Exercise objective - Return each line of the data below verbatim; pictures are to be left out.

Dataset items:
>>>>>

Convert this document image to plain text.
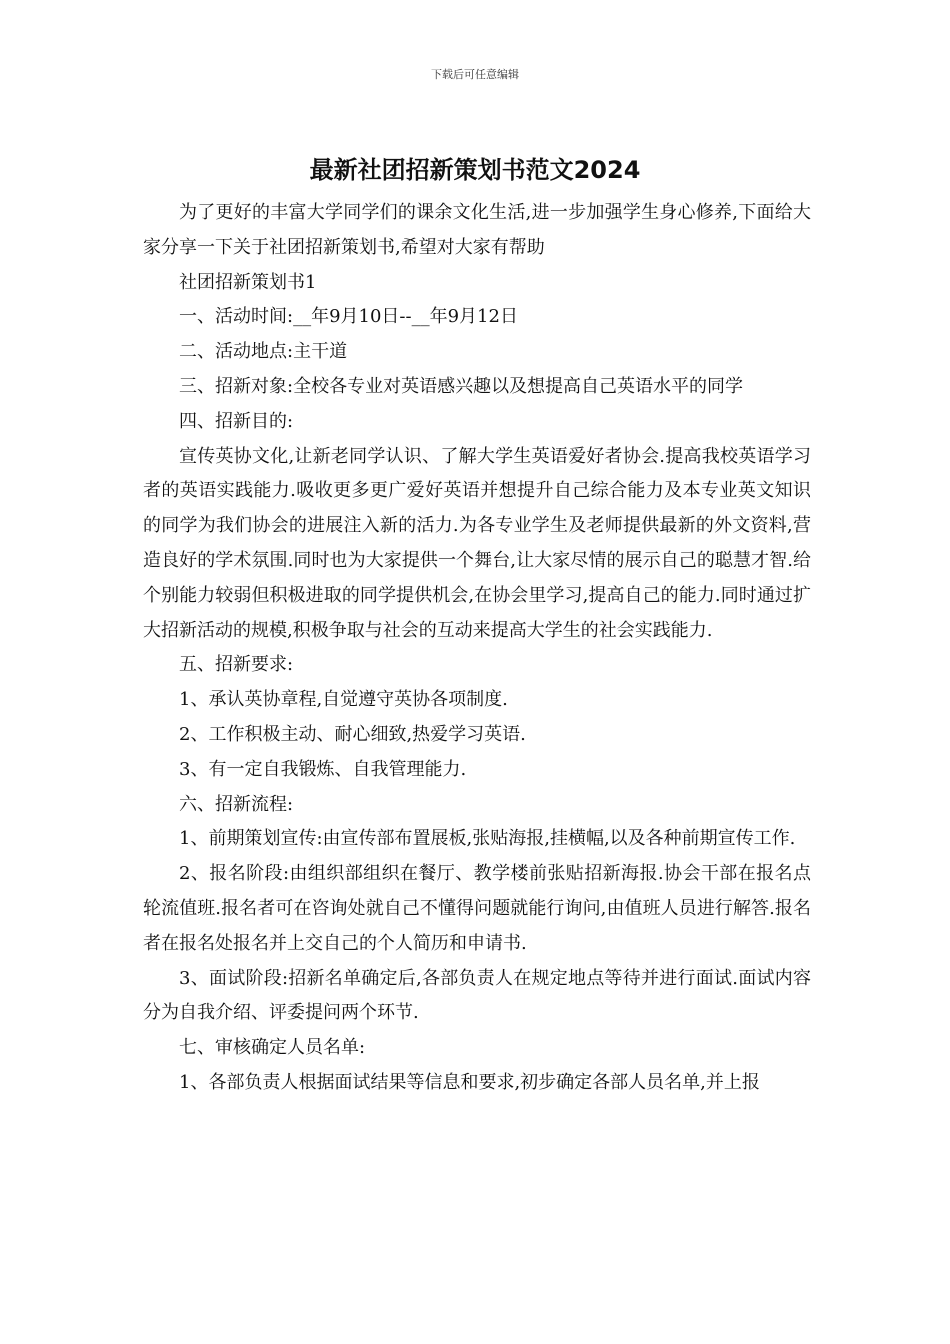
下载后可任意编辑
最新社团招新策划书范文2024

为了更好的丰富大学同学们的课余文化生活,进一步加强学生身心修养,下面给大家分享一下关于社团招新策划书,希望对大家有帮助

社团招新策划书1

一、活动时间:__年9月10日--__年9月12日

二、活动地点:主干道

三、招新对象:全校各专业对英语感兴趣以及想提高自己英语水平的同学

四、招新目的:

宣传英协文化,让新老同学认识、了解大学生英语爱好者协会.提高我校英语学习者的英语实践能力.吸收更多更广爱好英语并想提升自己综合能力及本专业英文知识的同学为我们协会的进展注入新的活力.为各专业学生及老师提供最新的外文资料,营造良好的学术氛围.同时也为大家提供一个舞台,让大家尽情的展示自己的聪慧才智.给个别能力较弱但积极进取的同学提供机会,在协会里学习,提高自己的能力.同时通过扩大招新活动的规模,积极争取与社会的互动来提高大学生的社会实践能力.

五、招新要求:

1、承认英协章程,自觉遵守英协各项制度.

2、工作积极主动、耐心细致,热爱学习英语.

3、有一定自我锻炼、自我管理能力.

六、招新流程:

1、前期策划宣传:由宣传部布置展板,张贴海报,挂横幅,以及各种前期宣传工作.

2、报名阶段:由组织部组织在餐厅、教学楼前张贴招新海报.协会干部在报名点轮流值班.报名者可在咨询处就自己不懂得问题就能行询问,由值班人员进行解答.报名者在报名处报名并上交自己的个人简历和申请书.

3、面试阶段:招新名单确定后,各部负责人在规定地点等待并进行面试.面试内容分为自我介绍、评委提问两个环节.

七、审核确定人员名单:

1、各部负责人根据面试结果等信息和要求,初步确定各部人员名单,并上报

<<<<<

Exercise answer -
Convert this document image to plain text.
下载后可任意编辑
最新社团招新策划书范文2024

为了更好的丰富大学同学们的课余文化生活,进一步加强学生身心修养,下面给大家分享一下关于社团招新策划书,希望对大家有帮助

社团招新策划书1

一、活动时间:__年9月10日--__年9月12日

二、活动地点:主干道

三、招新对象:全校各专业对英语感兴趣以及想提高自己英语水平的同学

四、招新目的:

宣传英协文化,让新老同学认识、了解大学生英语爱好者协会.提高我校英语学习者的英语实践能力.吸收更多更广爱好英语并想提升自己综合能力及本专业英文知识的同学为我们协会的进展注入新的活力.为各专业学生及老师提供最新的外文资料,营造良好的学术氛围.同时也为大家提供一个舞台,让大家尽情的展示自己的聪慧才智.给个别能力较弱但积极进取的同学提供机会,在协会里学习,提高自己的能力.同时通过扩大招新活动的规模,积极争取与社会的互动来提高大学生的社会实践能力.

五、招新要求:

1、承认英协章程,自觉遵守英协各项制度.

2、工作积极主动、耐心细致,热爱学习英语.

3、有一定自我锻炼、自我管理能力.

六、招新流程:

1、前期策划宣传:由宣传部布置展板,张贴海报,挂横幅,以及各种前期宣传工作.

2、报名阶段:由组织部组织在餐厅、教学楼前张贴招新海报.协会干部在报名点轮流值班.报名者可在咨询处就自己不懂得问题就能行询问,由值班人员进行解答.报名者在报名处报名并上交自己的个人简历和申请书.

3、面试阶段:招新名单确定后,各部负责人在规定地点等待并进行面试.面试内容分为自我介绍、评委提问两个环节.

七、审核确定人员名单:

1、各部负责人根据面试结果等信息和要求,初步确定各部人员名单,并上报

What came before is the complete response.